— What is required —
Return the data exactly, with all pictures removed.

— Records provided —
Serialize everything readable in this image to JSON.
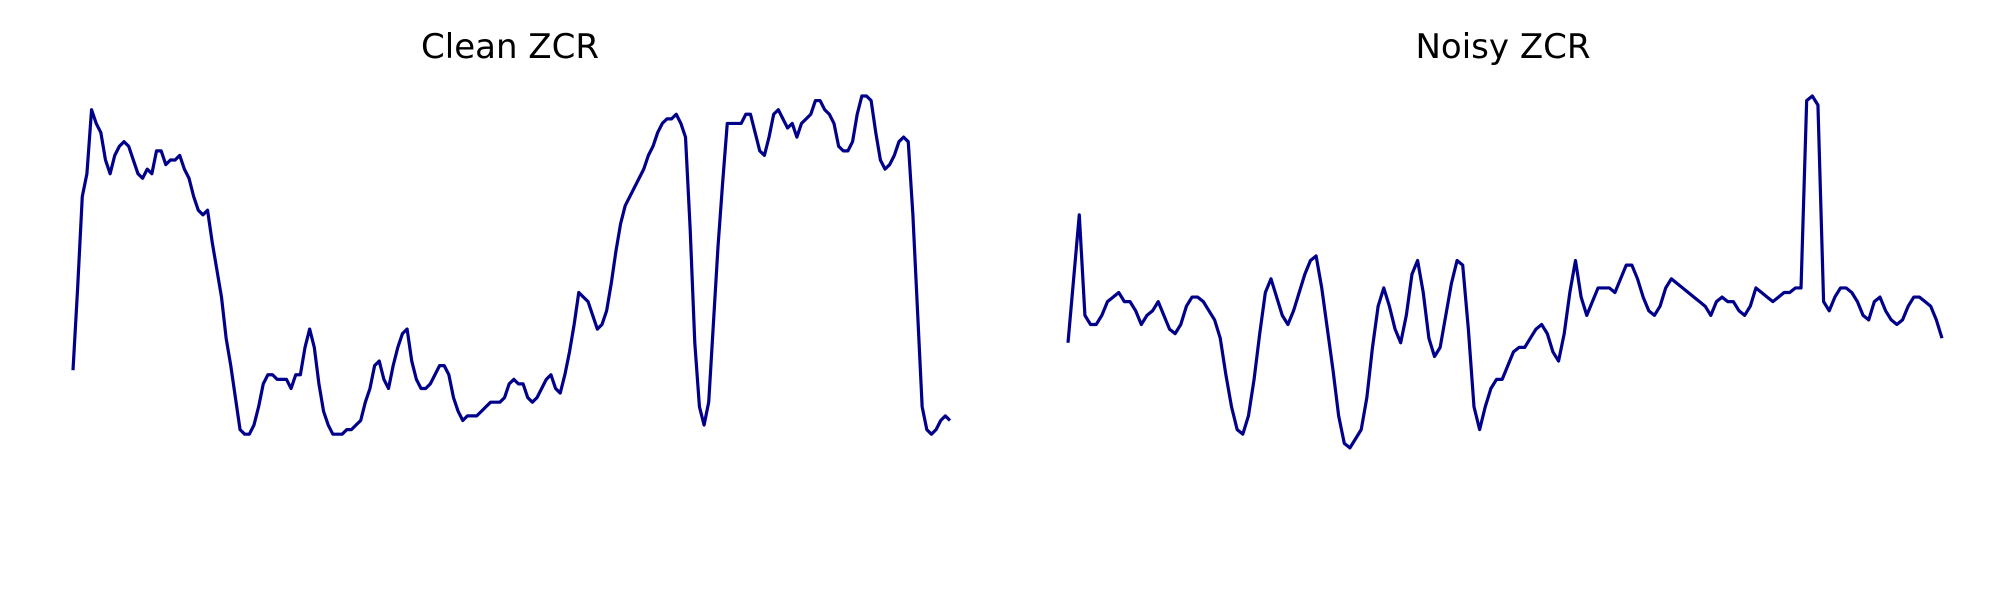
{
  "line_color": "#00008b",
  "chart_data": [
    {
      "type": "line",
      "title": "Clean ZCR",
      "xlabel": "",
      "ylabel": "",
      "grid": false,
      "axes_visible": false,
      "ylim": [
        0.0,
        1.0
      ],
      "values": [
        0.4,
        0.58,
        0.78,
        0.83,
        0.97,
        0.94,
        0.92,
        0.86,
        0.83,
        0.87,
        0.89,
        0.9,
        0.89,
        0.86,
        0.83,
        0.82,
        0.84,
        0.83,
        0.88,
        0.88,
        0.85,
        0.86,
        0.86,
        0.87,
        0.84,
        0.82,
        0.78,
        0.75,
        0.74,
        0.75,
        0.68,
        0.62,
        0.56,
        0.47,
        0.41,
        0.34,
        0.27,
        0.26,
        0.26,
        0.28,
        0.32,
        0.37,
        0.39,
        0.39,
        0.38,
        0.38,
        0.38,
        0.36,
        0.39,
        0.39,
        0.45,
        0.49,
        0.45,
        0.37,
        0.31,
        0.28,
        0.26,
        0.26,
        0.26,
        0.27,
        0.27,
        0.28,
        0.29,
        0.33,
        0.36,
        0.41,
        0.42,
        0.38,
        0.36,
        0.41,
        0.45,
        0.48,
        0.49,
        0.42,
        0.38,
        0.36,
        0.36,
        0.37,
        0.39,
        0.41,
        0.41,
        0.39,
        0.34,
        0.31,
        0.29,
        0.3,
        0.3,
        0.3,
        0.31,
        0.32,
        0.33,
        0.33,
        0.33,
        0.34,
        0.37,
        0.38,
        0.37,
        0.37,
        0.34,
        0.33,
        0.34,
        0.36,
        0.38,
        0.39,
        0.36,
        0.35,
        0.39,
        0.44,
        0.5,
        0.57,
        0.56,
        0.55,
        0.52,
        0.49,
        0.5,
        0.53,
        0.59,
        0.66,
        0.72,
        0.76,
        0.78,
        0.8,
        0.82,
        0.84,
        0.87,
        0.89,
        0.92,
        0.94,
        0.95,
        0.95,
        0.96,
        0.94,
        0.91,
        0.71,
        0.46,
        0.32,
        0.28,
        0.33,
        0.5,
        0.67,
        0.81,
        0.94,
        0.94,
        0.94,
        0.94,
        0.96,
        0.96,
        0.92,
        0.88,
        0.87,
        0.91,
        0.96,
        0.97,
        0.95,
        0.93,
        0.94,
        0.91,
        0.94,
        0.95,
        0.96,
        0.99,
        0.99,
        0.97,
        0.96,
        0.94,
        0.89,
        0.88,
        0.88,
        0.9,
        0.96,
        1.0,
        1.0,
        0.99,
        0.92,
        0.86,
        0.84,
        0.85,
        0.87,
        0.9,
        0.91,
        0.9,
        0.74,
        0.53,
        0.32,
        0.27,
        0.26,
        0.27,
        0.29,
        0.3,
        0.29
      ]
    },
    {
      "type": "line",
      "title": "Noisy ZCR",
      "xlabel": "",
      "ylabel": "",
      "grid": false,
      "axes_visible": false,
      "ylim": [
        0.0,
        1.0
      ],
      "values": [
        0.46,
        0.6,
        0.74,
        0.52,
        0.5,
        0.5,
        0.52,
        0.55,
        0.56,
        0.57,
        0.55,
        0.55,
        0.53,
        0.5,
        0.52,
        0.53,
        0.55,
        0.52,
        0.49,
        0.48,
        0.5,
        0.54,
        0.56,
        0.56,
        0.55,
        0.53,
        0.51,
        0.47,
        0.39,
        0.32,
        0.27,
        0.26,
        0.3,
        0.38,
        0.48,
        0.57,
        0.6,
        0.56,
        0.52,
        0.5,
        0.53,
        0.57,
        0.61,
        0.64,
        0.65,
        0.58,
        0.49,
        0.4,
        0.3,
        0.24,
        0.23,
        0.25,
        0.27,
        0.34,
        0.45,
        0.54,
        0.58,
        0.54,
        0.49,
        0.46,
        0.52,
        0.61,
        0.64,
        0.57,
        0.47,
        0.43,
        0.45,
        0.52,
        0.59,
        0.64,
        0.63,
        0.49,
        0.32,
        0.27,
        0.32,
        0.36,
        0.38,
        0.38,
        0.41,
        0.44,
        0.45,
        0.45,
        0.47,
        0.49,
        0.5,
        0.48,
        0.44,
        0.42,
        0.48,
        0.57,
        0.64,
        0.56,
        0.52,
        0.55,
        0.58,
        0.58,
        0.58,
        0.57,
        0.6,
        0.63,
        0.63,
        0.6,
        0.56,
        0.53,
        0.52,
        0.54,
        0.58,
        0.6,
        0.59,
        0.58,
        0.57,
        0.56,
        0.55,
        0.54,
        0.52,
        0.55,
        0.56,
        0.55,
        0.55,
        0.53,
        0.52,
        0.54,
        0.58,
        0.57,
        0.56,
        0.55,
        0.56,
        0.57,
        0.57,
        0.58,
        0.58,
        0.99,
        1.0,
        0.98,
        0.55,
        0.53,
        0.56,
        0.58,
        0.58,
        0.57,
        0.55,
        0.52,
        0.51,
        0.55,
        0.56,
        0.53,
        0.51,
        0.5,
        0.51,
        0.54,
        0.56,
        0.56,
        0.55,
        0.54,
        0.51,
        0.47
      ]
    }
  ]
}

— Finished task —
Serialize everything readable in this image to JSON.
{
  "line_color": "#00008b",
  "chart_data": [
    {
      "type": "line",
      "title": "Clean ZCR",
      "xlabel": "",
      "ylabel": "",
      "grid": false,
      "axes_visible": false,
      "ylim": [
        0.0,
        1.0
      ],
      "values": [
        0.4,
        0.58,
        0.78,
        0.83,
        0.97,
        0.94,
        0.92,
        0.86,
        0.83,
        0.87,
        0.89,
        0.9,
        0.89,
        0.86,
        0.83,
        0.82,
        0.84,
        0.83,
        0.88,
        0.88,
        0.85,
        0.86,
        0.86,
        0.87,
        0.84,
        0.82,
        0.78,
        0.75,
        0.74,
        0.75,
        0.68,
        0.62,
        0.56,
        0.47,
        0.41,
        0.34,
        0.27,
        0.26,
        0.26,
        0.28,
        0.32,
        0.37,
        0.39,
        0.39,
        0.38,
        0.38,
        0.38,
        0.36,
        0.39,
        0.39,
        0.45,
        0.49,
        0.45,
        0.37,
        0.31,
        0.28,
        0.26,
        0.26,
        0.26,
        0.27,
        0.27,
        0.28,
        0.29,
        0.33,
        0.36,
        0.41,
        0.42,
        0.38,
        0.36,
        0.41,
        0.45,
        0.48,
        0.49,
        0.42,
        0.38,
        0.36,
        0.36,
        0.37,
        0.39,
        0.41,
        0.41,
        0.39,
        0.34,
        0.31,
        0.29,
        0.3,
        0.3,
        0.3,
        0.31,
        0.32,
        0.33,
        0.33,
        0.33,
        0.34,
        0.37,
        0.38,
        0.37,
        0.37,
        0.34,
        0.33,
        0.34,
        0.36,
        0.38,
        0.39,
        0.36,
        0.35,
        0.39,
        0.44,
        0.5,
        0.57,
        0.56,
        0.55,
        0.52,
        0.49,
        0.5,
        0.53,
        0.59,
        0.66,
        0.72,
        0.76,
        0.78,
        0.8,
        0.82,
        0.84,
        0.87,
        0.89,
        0.92,
        0.94,
        0.95,
        0.95,
        0.96,
        0.94,
        0.91,
        0.71,
        0.46,
        0.32,
        0.28,
        0.33,
        0.5,
        0.67,
        0.81,
        0.94,
        0.94,
        0.94,
        0.94,
        0.96,
        0.96,
        0.92,
        0.88,
        0.87,
        0.91,
        0.96,
        0.97,
        0.95,
        0.93,
        0.94,
        0.91,
        0.94,
        0.95,
        0.96,
        0.99,
        0.99,
        0.97,
        0.96,
        0.94,
        0.89,
        0.88,
        0.88,
        0.9,
        0.96,
        1.0,
        1.0,
        0.99,
        0.92,
        0.86,
        0.84,
        0.85,
        0.87,
        0.9,
        0.91,
        0.9,
        0.74,
        0.53,
        0.32,
        0.27,
        0.26,
        0.27,
        0.29,
        0.3,
        0.29
      ]
    },
    {
      "type": "line",
      "title": "Noisy ZCR",
      "xlabel": "",
      "ylabel": "",
      "grid": false,
      "axes_visible": false,
      "ylim": [
        0.0,
        1.0
      ],
      "values": [
        0.46,
        0.6,
        0.74,
        0.52,
        0.5,
        0.5,
        0.52,
        0.55,
        0.56,
        0.57,
        0.55,
        0.55,
        0.53,
        0.5,
        0.52,
        0.53,
        0.55,
        0.52,
        0.49,
        0.48,
        0.5,
        0.54,
        0.56,
        0.56,
        0.55,
        0.53,
        0.51,
        0.47,
        0.39,
        0.32,
        0.27,
        0.26,
        0.3,
        0.38,
        0.48,
        0.57,
        0.6,
        0.56,
        0.52,
        0.5,
        0.53,
        0.57,
        0.61,
        0.64,
        0.65,
        0.58,
        0.49,
        0.4,
        0.3,
        0.24,
        0.23,
        0.25,
        0.27,
        0.34,
        0.45,
        0.54,
        0.58,
        0.54,
        0.49,
        0.46,
        0.52,
        0.61,
        0.64,
        0.57,
        0.47,
        0.43,
        0.45,
        0.52,
        0.59,
        0.64,
        0.63,
        0.49,
        0.32,
        0.27,
        0.32,
        0.36,
        0.38,
        0.38,
        0.41,
        0.44,
        0.45,
        0.45,
        0.47,
        0.49,
        0.5,
        0.48,
        0.44,
        0.42,
        0.48,
        0.57,
        0.64,
        0.56,
        0.52,
        0.55,
        0.58,
        0.58,
        0.58,
        0.57,
        0.6,
        0.63,
        0.63,
        0.6,
        0.56,
        0.53,
        0.52,
        0.54,
        0.58,
        0.6,
        0.59,
        0.58,
        0.57,
        0.56,
        0.55,
        0.54,
        0.52,
        0.55,
        0.56,
        0.55,
        0.55,
        0.53,
        0.52,
        0.54,
        0.58,
        0.57,
        0.56,
        0.55,
        0.56,
        0.57,
        0.57,
        0.58,
        0.58,
        0.99,
        1.0,
        0.98,
        0.55,
        0.53,
        0.56,
        0.58,
        0.58,
        0.57,
        0.55,
        0.52,
        0.51,
        0.55,
        0.56,
        0.53,
        0.51,
        0.5,
        0.51,
        0.54,
        0.56,
        0.56,
        0.55,
        0.54,
        0.51,
        0.47
      ]
    }
  ]
}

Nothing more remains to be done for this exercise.